> **INSTRUCTIONS FOR THE TASK**
Every entry that follows should be reproduced exactly.

□ □ □

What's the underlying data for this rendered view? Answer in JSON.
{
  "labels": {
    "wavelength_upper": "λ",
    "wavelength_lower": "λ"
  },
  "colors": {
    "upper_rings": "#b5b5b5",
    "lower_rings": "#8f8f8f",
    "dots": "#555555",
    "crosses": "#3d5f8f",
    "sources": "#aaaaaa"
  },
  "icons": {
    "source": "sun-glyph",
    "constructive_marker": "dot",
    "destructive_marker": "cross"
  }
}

□ □ □

> **REPLY**
What's the underlying data for this rendered view? Answer in JSON.
{
  "labels": {
    "wavelength_upper": "λ",
    "wavelength_lower": "λ"
  },
  "colors": {
    "upper_rings": "#b5b5b5",
    "lower_rings": "#8f8f8f",
    "dots": "#555555",
    "crosses": "#3d5f8f",
    "sources": "#aaaaaa"
  },
  "icons": {
    "source": "sun-glyph",
    "constructive_marker": "dot",
    "destructive_marker": "cross"
  }
}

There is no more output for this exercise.